--- WHAT YOU WILL DO ---
The records below must be copied in full; omit the images.

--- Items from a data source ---
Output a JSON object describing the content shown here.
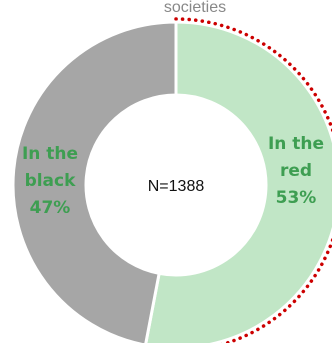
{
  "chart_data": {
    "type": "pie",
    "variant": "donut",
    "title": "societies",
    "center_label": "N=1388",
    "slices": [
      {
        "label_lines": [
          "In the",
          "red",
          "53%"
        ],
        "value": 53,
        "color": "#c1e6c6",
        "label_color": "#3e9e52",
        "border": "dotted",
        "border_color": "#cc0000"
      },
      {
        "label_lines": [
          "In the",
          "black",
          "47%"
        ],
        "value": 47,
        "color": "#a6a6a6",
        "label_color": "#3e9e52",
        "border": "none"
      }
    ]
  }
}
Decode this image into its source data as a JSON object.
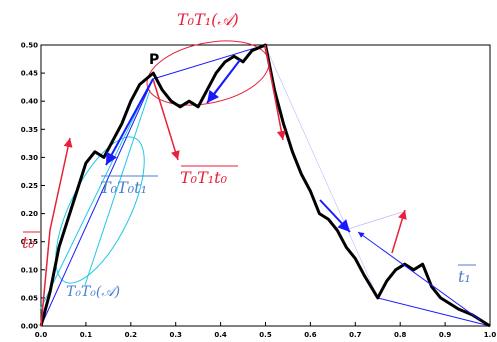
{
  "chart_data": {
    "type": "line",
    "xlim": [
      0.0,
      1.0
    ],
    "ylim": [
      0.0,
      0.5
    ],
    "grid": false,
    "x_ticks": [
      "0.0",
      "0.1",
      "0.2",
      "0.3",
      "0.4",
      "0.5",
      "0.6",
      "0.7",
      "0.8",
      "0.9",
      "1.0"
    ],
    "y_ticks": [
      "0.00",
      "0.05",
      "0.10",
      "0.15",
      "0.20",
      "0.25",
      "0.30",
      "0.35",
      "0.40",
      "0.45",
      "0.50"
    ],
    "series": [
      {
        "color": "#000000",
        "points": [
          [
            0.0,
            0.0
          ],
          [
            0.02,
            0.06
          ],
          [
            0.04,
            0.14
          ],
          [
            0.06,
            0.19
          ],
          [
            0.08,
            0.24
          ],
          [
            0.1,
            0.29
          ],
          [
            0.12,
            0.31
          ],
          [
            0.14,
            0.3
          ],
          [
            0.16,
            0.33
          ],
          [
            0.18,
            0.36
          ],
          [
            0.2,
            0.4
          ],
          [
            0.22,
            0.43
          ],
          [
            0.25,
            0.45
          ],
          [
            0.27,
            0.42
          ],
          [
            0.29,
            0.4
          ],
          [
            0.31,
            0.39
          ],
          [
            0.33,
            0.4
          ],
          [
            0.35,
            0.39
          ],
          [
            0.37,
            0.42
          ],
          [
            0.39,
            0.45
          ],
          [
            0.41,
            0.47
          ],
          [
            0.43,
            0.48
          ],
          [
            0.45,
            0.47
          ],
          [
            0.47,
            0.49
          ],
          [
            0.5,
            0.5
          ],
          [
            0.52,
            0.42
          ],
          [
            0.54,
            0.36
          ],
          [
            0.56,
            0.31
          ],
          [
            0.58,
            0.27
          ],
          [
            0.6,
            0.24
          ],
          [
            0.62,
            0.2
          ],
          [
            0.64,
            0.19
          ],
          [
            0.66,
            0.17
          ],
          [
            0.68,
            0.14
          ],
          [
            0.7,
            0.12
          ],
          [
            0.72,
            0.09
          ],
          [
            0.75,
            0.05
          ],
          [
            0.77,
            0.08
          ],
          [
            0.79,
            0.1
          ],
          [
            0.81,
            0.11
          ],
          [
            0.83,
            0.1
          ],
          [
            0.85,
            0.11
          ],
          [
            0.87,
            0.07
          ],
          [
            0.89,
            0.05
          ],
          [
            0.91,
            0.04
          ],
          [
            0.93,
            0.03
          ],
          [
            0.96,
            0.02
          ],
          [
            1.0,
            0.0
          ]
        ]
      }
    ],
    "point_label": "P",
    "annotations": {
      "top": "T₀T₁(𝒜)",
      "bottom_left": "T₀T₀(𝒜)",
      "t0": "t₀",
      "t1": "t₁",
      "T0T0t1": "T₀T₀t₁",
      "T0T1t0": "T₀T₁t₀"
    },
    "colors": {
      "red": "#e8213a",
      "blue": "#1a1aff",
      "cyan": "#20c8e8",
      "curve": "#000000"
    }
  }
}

--- COMPLETED TASK ---
Output a JSON object describing the content shown here.
{
  "chart_data": {
    "type": "pie",
    "variant": "donut",
    "title": "societies",
    "center_label": "N=1388",
    "slices": [
      {
        "label_lines": [
          "In the",
          "red",
          "53%"
        ],
        "value": 53,
        "color": "#c1e6c6",
        "label_color": "#3e9e52",
        "border": "dotted",
        "border_color": "#cc0000"
      },
      {
        "label_lines": [
          "In the",
          "black",
          "47%"
        ],
        "value": 47,
        "color": "#a6a6a6",
        "label_color": "#3e9e52",
        "border": "none"
      }
    ]
  }
}
Decode this image into its source data as a JSON object.
{
  "chart_data": {
    "type": "line",
    "xlim": [
      0.0,
      1.0
    ],
    "ylim": [
      0.0,
      0.5
    ],
    "grid": false,
    "x_ticks": [
      "0.0",
      "0.1",
      "0.2",
      "0.3",
      "0.4",
      "0.5",
      "0.6",
      "0.7",
      "0.8",
      "0.9",
      "1.0"
    ],
    "y_ticks": [
      "0.00",
      "0.05",
      "0.10",
      "0.15",
      "0.20",
      "0.25",
      "0.30",
      "0.35",
      "0.40",
      "0.45",
      "0.50"
    ],
    "series": [
      {
        "color": "#000000",
        "points": [
          [
            0.0,
            0.0
          ],
          [
            0.02,
            0.06
          ],
          [
            0.04,
            0.14
          ],
          [
            0.06,
            0.19
          ],
          [
            0.08,
            0.24
          ],
          [
            0.1,
            0.29
          ],
          [
            0.12,
            0.31
          ],
          [
            0.14,
            0.3
          ],
          [
            0.16,
            0.33
          ],
          [
            0.18,
            0.36
          ],
          [
            0.2,
            0.4
          ],
          [
            0.22,
            0.43
          ],
          [
            0.25,
            0.45
          ],
          [
            0.27,
            0.42
          ],
          [
            0.29,
            0.4
          ],
          [
            0.31,
            0.39
          ],
          [
            0.33,
            0.4
          ],
          [
            0.35,
            0.39
          ],
          [
            0.37,
            0.42
          ],
          [
            0.39,
            0.45
          ],
          [
            0.41,
            0.47
          ],
          [
            0.43,
            0.48
          ],
          [
            0.45,
            0.47
          ],
          [
            0.47,
            0.49
          ],
          [
            0.5,
            0.5
          ],
          [
            0.52,
            0.42
          ],
          [
            0.54,
            0.36
          ],
          [
            0.56,
            0.31
          ],
          [
            0.58,
            0.27
          ],
          [
            0.6,
            0.24
          ],
          [
            0.62,
            0.2
          ],
          [
            0.64,
            0.19
          ],
          [
            0.66,
            0.17
          ],
          [
            0.68,
            0.14
          ],
          [
            0.7,
            0.12
          ],
          [
            0.72,
            0.09
          ],
          [
            0.75,
            0.05
          ],
          [
            0.77,
            0.08
          ],
          [
            0.79,
            0.1
          ],
          [
            0.81,
            0.11
          ],
          [
            0.83,
            0.1
          ],
          [
            0.85,
            0.11
          ],
          [
            0.87,
            0.07
          ],
          [
            0.89,
            0.05
          ],
          [
            0.91,
            0.04
          ],
          [
            0.93,
            0.03
          ],
          [
            0.96,
            0.02
          ],
          [
            1.0,
            0.0
          ]
        ]
      }
    ],
    "point_label": "P",
    "annotations": {
      "top": "T₀T₁(𝒜)",
      "bottom_left": "T₀T₀(𝒜)",
      "t0": "t₀",
      "t1": "t₁",
      "T0T0t1": "T₀T₀t₁",
      "T0T1t0": "T₀T₁t₀"
    },
    "colors": {
      "red": "#e8213a",
      "blue": "#1a1aff",
      "cyan": "#20c8e8",
      "curve": "#000000"
    }
  }
}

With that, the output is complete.